__JOB__.
Retype part of the housing strategy passage word for word, beginning at the words "Housing Strategy and" and stopping after "the year progresses.".

#### SELECTION

Housing Strategy and For-Profit RPs
Matt Cowen, Partner, Housing Regulation at Winckworth Sherwood said: “One of the first milestones of the year will be the publication of the Government’s long-awaited housing strategy. Its contents will have a major impact on providers’ activities, with calls from across the sector for this to provide a joined-up, outcome-based approach which tackles affordability and the urgent delivery of new homes.

“Institutional investment into the affordable housing sector will continue to grow throughout 2026, with the registration of several new high-profile For-Profit registered providers (RPs) and significant additional capital being deployed from a range of investors. The buying and selling of For-Profit RPs continues to be a growing market to watch as the year progresses.

“2026 will also see the Government implement the results of several consultations that took place in 2025, including on Rent Convergence and the Decent Homes Standard. These will have a big impact on providers’ activities, budgets and business plans for the years ahead.”

########
#### EXTRACTED MATERIAL

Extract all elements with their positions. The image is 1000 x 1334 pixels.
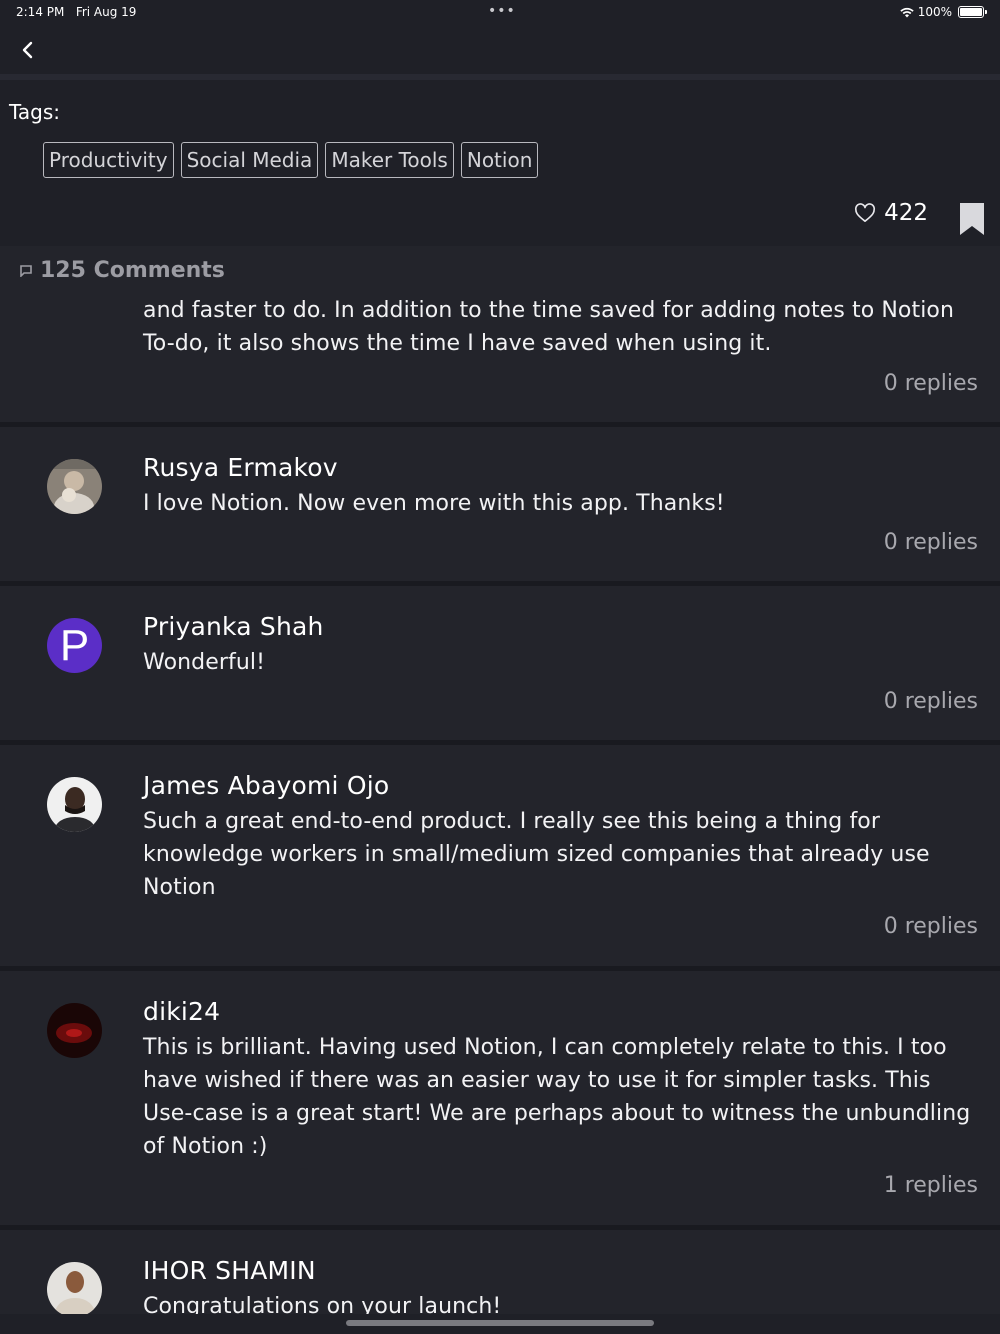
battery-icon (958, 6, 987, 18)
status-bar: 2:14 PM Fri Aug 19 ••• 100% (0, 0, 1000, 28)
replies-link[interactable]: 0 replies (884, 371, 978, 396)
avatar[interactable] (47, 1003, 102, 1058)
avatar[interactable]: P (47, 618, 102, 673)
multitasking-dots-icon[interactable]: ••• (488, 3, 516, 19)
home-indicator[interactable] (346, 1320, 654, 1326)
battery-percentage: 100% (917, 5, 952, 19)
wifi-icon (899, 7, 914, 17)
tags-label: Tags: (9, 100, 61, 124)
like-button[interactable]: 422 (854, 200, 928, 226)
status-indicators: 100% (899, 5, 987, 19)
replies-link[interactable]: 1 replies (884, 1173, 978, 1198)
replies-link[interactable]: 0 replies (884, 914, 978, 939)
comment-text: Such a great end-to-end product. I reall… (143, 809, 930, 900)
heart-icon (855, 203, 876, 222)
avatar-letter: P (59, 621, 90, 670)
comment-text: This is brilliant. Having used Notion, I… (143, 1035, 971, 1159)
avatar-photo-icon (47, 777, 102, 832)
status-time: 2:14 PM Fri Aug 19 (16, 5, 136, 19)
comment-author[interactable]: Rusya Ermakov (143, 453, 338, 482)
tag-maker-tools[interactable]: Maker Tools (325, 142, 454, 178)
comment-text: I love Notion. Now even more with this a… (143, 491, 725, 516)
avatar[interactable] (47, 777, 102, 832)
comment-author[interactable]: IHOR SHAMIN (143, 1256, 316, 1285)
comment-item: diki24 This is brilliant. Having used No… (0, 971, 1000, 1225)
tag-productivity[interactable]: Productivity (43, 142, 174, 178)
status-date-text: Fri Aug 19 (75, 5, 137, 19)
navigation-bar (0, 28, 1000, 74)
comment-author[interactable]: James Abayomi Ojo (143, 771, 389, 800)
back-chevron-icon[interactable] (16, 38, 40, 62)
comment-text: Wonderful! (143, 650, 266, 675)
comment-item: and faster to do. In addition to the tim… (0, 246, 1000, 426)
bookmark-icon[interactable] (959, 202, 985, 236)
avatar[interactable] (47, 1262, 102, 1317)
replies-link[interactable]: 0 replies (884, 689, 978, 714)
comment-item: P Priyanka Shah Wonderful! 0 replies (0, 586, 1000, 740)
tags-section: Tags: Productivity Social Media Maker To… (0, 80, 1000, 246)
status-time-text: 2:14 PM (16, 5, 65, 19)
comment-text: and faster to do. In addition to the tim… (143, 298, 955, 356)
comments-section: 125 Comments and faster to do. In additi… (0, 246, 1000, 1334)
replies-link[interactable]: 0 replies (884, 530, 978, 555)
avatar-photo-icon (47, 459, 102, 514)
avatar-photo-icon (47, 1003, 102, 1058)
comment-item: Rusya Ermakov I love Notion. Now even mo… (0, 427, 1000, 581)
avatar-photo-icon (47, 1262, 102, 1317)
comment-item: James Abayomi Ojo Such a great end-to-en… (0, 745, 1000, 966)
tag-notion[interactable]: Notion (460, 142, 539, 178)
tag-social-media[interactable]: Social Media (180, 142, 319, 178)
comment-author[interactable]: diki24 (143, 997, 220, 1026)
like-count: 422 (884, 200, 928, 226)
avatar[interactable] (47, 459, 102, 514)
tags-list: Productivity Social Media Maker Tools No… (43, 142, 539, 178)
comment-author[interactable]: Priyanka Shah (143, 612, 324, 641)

########
#### EXTRACTED MATERIAL

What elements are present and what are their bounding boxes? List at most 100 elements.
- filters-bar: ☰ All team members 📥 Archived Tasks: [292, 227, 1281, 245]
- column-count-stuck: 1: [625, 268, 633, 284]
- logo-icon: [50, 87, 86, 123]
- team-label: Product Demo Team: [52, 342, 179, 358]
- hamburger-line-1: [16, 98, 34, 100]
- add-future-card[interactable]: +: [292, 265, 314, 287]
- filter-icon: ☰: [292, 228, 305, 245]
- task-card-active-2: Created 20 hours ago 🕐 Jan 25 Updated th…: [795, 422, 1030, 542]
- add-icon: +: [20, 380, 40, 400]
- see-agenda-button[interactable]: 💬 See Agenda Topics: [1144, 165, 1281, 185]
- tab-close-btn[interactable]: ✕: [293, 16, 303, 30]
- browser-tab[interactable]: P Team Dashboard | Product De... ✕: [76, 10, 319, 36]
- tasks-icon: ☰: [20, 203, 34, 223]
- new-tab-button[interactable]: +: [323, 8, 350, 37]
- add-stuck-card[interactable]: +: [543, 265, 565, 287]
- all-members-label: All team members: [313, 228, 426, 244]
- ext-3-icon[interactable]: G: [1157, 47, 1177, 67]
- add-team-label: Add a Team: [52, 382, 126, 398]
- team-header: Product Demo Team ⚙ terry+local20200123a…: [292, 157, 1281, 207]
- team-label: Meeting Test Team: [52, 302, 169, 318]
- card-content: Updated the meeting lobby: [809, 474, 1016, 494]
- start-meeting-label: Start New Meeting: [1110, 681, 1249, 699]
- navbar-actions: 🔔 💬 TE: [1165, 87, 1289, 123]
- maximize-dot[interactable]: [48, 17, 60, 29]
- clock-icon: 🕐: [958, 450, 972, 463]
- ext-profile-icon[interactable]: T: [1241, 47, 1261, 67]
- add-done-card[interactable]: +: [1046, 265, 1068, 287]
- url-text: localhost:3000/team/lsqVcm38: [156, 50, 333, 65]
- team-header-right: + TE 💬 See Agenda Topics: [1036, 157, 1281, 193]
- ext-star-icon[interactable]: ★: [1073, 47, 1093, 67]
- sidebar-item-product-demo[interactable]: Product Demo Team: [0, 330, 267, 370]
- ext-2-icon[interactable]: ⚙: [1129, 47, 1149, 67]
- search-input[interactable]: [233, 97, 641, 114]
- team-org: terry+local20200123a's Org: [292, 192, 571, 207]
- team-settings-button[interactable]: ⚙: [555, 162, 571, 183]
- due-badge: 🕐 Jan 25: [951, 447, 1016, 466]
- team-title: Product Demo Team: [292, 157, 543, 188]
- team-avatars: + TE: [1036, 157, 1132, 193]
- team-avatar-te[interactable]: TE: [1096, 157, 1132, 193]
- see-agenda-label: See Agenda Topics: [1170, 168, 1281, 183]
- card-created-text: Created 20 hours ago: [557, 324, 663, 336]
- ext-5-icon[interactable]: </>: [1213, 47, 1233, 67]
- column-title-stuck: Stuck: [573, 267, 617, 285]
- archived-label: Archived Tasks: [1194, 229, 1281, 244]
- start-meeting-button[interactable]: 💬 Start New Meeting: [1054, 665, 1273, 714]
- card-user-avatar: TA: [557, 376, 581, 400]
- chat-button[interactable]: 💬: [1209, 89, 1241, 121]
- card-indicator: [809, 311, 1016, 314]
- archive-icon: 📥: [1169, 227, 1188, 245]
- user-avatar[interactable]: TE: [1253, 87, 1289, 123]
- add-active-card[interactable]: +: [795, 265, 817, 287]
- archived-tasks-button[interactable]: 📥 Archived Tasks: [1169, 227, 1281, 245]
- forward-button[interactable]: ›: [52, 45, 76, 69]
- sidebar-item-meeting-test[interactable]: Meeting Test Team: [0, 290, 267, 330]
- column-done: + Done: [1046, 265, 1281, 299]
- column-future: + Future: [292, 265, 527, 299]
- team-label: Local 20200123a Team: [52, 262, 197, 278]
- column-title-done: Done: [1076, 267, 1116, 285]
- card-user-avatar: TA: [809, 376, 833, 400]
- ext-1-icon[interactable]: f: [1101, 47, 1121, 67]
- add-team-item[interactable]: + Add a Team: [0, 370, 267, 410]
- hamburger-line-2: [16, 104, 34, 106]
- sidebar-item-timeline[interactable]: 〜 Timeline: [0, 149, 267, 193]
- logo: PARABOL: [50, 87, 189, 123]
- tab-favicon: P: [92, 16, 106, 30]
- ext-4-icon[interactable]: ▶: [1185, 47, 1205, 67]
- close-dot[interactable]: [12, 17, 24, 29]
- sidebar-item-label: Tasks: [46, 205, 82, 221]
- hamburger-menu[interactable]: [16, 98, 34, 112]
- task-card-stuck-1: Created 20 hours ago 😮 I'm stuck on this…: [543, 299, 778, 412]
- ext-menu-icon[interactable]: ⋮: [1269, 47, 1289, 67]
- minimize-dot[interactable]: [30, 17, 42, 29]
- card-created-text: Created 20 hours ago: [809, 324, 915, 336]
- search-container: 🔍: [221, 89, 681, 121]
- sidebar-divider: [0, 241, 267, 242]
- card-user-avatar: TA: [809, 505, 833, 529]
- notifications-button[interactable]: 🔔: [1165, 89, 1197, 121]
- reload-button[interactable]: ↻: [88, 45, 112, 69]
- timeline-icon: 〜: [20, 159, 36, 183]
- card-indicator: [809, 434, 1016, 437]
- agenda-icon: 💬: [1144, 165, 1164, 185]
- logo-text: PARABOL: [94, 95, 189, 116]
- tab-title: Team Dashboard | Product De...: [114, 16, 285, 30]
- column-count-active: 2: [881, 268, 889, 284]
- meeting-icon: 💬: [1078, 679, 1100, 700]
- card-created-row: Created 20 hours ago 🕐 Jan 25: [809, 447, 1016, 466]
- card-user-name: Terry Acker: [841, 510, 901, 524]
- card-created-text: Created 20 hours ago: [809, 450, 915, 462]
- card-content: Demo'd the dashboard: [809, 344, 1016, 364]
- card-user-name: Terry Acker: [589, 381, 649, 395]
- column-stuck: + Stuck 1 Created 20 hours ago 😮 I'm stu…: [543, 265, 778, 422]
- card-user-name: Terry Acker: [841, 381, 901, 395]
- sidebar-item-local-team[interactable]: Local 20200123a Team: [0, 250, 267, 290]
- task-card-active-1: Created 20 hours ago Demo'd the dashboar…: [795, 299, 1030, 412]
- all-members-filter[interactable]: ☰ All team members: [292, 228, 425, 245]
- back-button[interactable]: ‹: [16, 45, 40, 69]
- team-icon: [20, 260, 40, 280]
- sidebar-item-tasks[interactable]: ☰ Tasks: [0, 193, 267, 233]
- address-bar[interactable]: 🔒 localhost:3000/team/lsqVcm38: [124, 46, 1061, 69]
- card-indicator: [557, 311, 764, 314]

########
#### EXTRACTED MATERIAL

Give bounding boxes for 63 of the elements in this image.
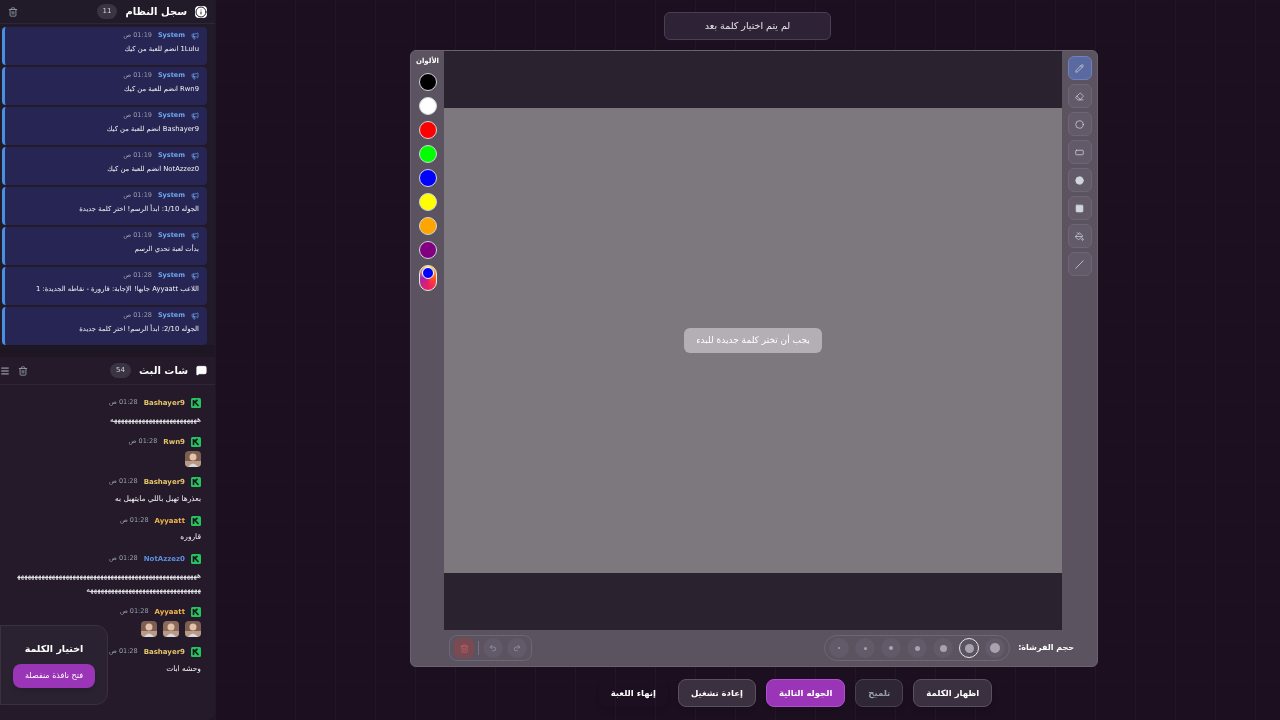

########

__FINISHED ANSWER__.
Housing Strategy and For-Profit RPs
Matt Cowen, Partner, Housing Regulation at Winckworth Sherwood said: “One of the first milestones of the year will be the publication of the Government’s long-awaited housing strategy. Its contents will have a major impact on providers’ activities, with calls from across the sector for this to provide a joined-up, outcome-based approach which tackles affordability and the urgent delivery of new homes.

“Institutional investment into the affordable housing sector will continue to grow throughout 2026, with the registration of several new high-profile For-Profit registered providers (RPs) and significant additional capital being deployed from a range of investors. The buying and selling of For-Profit RPs continues to be a growing market to watch as the year progresses.